--- Passage provided Enclosed Below ---

# menosgrande - My First Ruby on Rails App!

I’m proud to announce the release of my first Ruby on Rails app - menosgrande!

It’s not a very complicated application; it’s just a URL shortener. However, I’ve tried to make it the most efficient URL shortener in existence by doing a few things uniquely that I don’t see any other URL shorteners doing:

• Unicode paths (i.e. IRIs). While other URL shortening services use the digits [a-zA-Z0-9] only as keys, resulting in 62 unique characters, menosgrande uses over 107,000 unique Unicode code points. By using so many code points, menosgrande can store over twelve times the number of URLs in two Unicode digits than other services using five base-62 digits compare 107000^2 to 62^5 to see the difference).
• Short domains. Some services use long domain names, which waste characters from the start (e.g. goo.gl, tinyurl.com, etc.). menosgrande uses the shortest combination of characters possible: a two-digit TLD and a single-digit subdomain, resulting in a base URL that is already extremely short. Currently, the only way you can theoretically get a shorter DNS address than this is by doing insanity like using a root ccTLD like the .to ccTLD used to do (which it no longer does).

--- End of Enclosed Passage provided ---
--- Data for review Enclosed Below ---

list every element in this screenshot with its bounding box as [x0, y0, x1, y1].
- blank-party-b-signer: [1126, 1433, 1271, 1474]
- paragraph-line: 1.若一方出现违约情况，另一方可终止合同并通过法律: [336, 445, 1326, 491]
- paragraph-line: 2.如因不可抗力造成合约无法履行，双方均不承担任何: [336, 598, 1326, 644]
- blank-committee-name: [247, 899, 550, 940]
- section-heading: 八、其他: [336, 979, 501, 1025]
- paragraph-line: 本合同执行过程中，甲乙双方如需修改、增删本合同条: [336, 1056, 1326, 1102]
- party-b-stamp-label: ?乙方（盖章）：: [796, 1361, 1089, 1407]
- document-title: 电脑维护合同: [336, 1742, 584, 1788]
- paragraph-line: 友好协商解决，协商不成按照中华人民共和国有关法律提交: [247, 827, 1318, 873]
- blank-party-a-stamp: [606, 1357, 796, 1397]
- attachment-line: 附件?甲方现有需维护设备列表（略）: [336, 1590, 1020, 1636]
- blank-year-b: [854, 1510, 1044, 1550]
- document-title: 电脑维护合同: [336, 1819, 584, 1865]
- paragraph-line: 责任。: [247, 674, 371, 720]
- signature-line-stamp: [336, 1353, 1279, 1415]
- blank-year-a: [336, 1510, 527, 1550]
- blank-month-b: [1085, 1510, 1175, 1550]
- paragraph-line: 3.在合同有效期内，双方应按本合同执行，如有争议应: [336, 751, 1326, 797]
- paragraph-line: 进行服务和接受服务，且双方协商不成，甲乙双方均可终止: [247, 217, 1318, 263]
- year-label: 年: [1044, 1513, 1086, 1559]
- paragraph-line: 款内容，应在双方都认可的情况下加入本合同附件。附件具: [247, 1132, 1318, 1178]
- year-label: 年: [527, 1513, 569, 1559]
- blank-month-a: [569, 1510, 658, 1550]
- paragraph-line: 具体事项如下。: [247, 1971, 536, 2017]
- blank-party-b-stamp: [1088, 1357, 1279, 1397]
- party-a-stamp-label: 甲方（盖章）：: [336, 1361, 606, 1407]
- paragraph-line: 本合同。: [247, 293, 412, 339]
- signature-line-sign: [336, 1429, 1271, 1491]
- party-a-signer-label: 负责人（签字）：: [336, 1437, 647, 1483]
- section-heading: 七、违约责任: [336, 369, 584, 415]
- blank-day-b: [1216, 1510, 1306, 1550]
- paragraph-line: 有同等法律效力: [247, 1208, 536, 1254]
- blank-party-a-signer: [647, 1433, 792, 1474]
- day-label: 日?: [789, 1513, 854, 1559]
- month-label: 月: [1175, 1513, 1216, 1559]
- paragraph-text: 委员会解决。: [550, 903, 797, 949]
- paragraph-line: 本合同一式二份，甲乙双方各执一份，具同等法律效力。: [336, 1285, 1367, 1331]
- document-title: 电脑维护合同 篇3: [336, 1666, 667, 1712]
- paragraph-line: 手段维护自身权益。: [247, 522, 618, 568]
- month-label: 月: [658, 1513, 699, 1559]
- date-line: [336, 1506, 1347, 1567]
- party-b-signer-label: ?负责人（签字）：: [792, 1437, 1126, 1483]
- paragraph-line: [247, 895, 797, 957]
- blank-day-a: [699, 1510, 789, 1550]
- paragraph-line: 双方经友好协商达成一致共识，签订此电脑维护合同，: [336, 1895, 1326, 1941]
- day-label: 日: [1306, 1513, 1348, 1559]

--- End of Enclosed Data for review ---

Aim of the task => List every specific domain name or top-level domain that the menosgrande announcement mentions by name. The records have nothing to do with the menosgrande announcement.

Response area =>
goo.gl
tinyurl.com
.to